问题可以转化为矩形查询第 $k$ 大值，矩形加。

看到查询第 $k$ 大值容易想到用动态开点值域线段树维护，但是问题是在一个平面上的，也就是说普通的动态开点值域线段树已经无法维护。

因此容易想到树套树，即在动态开点值域线段树的每个结点上，都维护一个 K-D Tree。具体而言：

• 矩形加是简单的。
• 矩形查第 $k$ 大可以在动态开点值域线段树上二分，对于当前值域线段树上的点 $u$，若其右儿子 $r$ 对应的 K-D Tree 上当前矩形有 $k$ 个点，那么就递归右子树，否则就递归左子树。

外层的动态开点值域线段树时间复杂度为 $O(\log V)$，内侧的 K-D Tree 时间复杂度为 $O(n^{\frac12})$，因此总时间复杂度为 $O(n^{\frac32}\log V)$。

下面这份代码曾经可以通过，找个时间再来卡常（）

// #pragma GCC optimize(3, "Ofast", "inline", "unroll-loops")
#include <bits/stdc++.h>
// #define int long long
using namespace std;
int n, q;
const int N = 500010;
// const int N = 5010;
namespace KDT
{
    struct Node
    {
        int L[2], R[2], x[2], l, r;
        int val, sum;
        // Node()
        // {
        //     memset(L, 0, sizeof L);
        //     memset(R, 0, sizeof R);
        //     memset(x, 0, sizeof x);
        //     l = r = val = sum = 0;
        // }
    } tree[N * 4 * 20];
    void pushup(int rt)
    {
        for (int i = 0; i < 2; ++i)
        {
            tree[rt].L[i] = tree[rt].R[i] = tree[rt].x[i];
            if (tree[rt].l)
            {
                tree[rt].L[i] = min(tree[rt].L[i], tree[tree[rt].l].L[i]);
                tree[rt].R[i] = max(tree[rt].R[i], tree[tree[rt].l].R[i]);
            }
            if (tree[rt].r)
● ● ● ● ●
- _任务要求_:
1 > 在原文的代码中，结构体 Node 声明了哪些成员变量？请全部列出，注释掉的部分不算。
2 > 改写条目，从第一行起，到包含"891, 707, 909]"的那一行为止，两端都算在内。把其中的"article-title"换成"document-title"，其余内容不变，只输出这几行。
● ● ● ● ●
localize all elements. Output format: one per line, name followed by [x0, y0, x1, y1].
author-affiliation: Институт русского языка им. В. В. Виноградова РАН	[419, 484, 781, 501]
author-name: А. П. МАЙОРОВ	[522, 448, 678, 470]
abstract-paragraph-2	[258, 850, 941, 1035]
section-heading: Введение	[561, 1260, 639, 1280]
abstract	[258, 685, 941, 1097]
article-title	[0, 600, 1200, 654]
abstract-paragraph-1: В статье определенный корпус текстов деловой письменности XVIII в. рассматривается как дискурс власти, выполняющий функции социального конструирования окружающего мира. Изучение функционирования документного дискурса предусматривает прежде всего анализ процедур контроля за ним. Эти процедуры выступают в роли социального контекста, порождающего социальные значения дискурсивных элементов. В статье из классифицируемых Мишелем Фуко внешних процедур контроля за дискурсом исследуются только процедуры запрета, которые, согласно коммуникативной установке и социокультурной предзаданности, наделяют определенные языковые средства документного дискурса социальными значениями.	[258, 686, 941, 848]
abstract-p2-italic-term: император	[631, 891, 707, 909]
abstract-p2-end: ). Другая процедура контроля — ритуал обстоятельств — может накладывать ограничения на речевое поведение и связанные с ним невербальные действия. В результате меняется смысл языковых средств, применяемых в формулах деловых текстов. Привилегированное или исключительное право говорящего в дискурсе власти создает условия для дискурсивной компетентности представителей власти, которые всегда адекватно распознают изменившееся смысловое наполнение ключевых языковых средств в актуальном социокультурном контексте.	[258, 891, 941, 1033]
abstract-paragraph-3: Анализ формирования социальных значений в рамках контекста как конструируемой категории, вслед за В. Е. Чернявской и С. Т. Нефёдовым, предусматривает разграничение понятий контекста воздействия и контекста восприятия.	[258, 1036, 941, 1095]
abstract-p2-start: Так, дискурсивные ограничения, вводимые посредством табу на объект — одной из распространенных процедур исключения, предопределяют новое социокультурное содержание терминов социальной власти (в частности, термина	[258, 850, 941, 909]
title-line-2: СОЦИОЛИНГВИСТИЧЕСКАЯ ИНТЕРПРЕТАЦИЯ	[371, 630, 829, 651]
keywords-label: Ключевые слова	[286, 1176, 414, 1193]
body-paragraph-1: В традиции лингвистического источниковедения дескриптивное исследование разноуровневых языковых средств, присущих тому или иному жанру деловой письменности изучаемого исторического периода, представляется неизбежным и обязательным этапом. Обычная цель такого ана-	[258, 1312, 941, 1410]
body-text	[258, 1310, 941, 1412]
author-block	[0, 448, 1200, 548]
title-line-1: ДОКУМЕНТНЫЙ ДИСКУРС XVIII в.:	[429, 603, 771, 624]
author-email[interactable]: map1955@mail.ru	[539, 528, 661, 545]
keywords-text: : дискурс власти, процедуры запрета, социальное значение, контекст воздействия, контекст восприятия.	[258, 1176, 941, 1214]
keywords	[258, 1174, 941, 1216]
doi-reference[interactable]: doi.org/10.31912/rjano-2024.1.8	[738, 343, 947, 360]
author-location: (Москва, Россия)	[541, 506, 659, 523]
● ● ● ● ●
- _参考答案_:
1 >
L[2]
R[2]
x[2]
l
r
val
sum

2 >
localize all elements. Output format: one per line, name followed by [x0, y0, x1, y1].
author-affiliation: Институт русского языка им. В. В. Виноградова РАН	[419, 484, 781, 501]
author-name: А. П. МАЙОРОВ	[522, 448, 678, 470]
abstract-paragraph-2	[258, 850, 941, 1035]
section-heading: Введение	[561, 1260, 639, 1280]
abstract	[258, 685, 941, 1097]
document-title	[0, 600, 1200, 654]
abstract-paragraph-1: В статье определенный корпус текстов деловой письменности XVIII в. рассматривается как дискурс власти, выполняющий функции социального конструирования окружающего мира. Изучение функционирования документного дискурса предусматривает прежде всего анализ процедур контроля за ним. Эти процедуры выступают в роли социального контекста, порождающего социальные значения дискурсивных элементов. В статье из классифицируемых Мишелем Фуко внешних процедур контроля за дискурсом исследуются только процедуры запрета, которые, согласно коммуникативной установке и социокультурной предзаданности, наделяют определенные языковые средства документного дискурса социальными значениями.	[258, 686, 941, 848]
abstract-p2-italic-term: император	[631, 891, 707, 909]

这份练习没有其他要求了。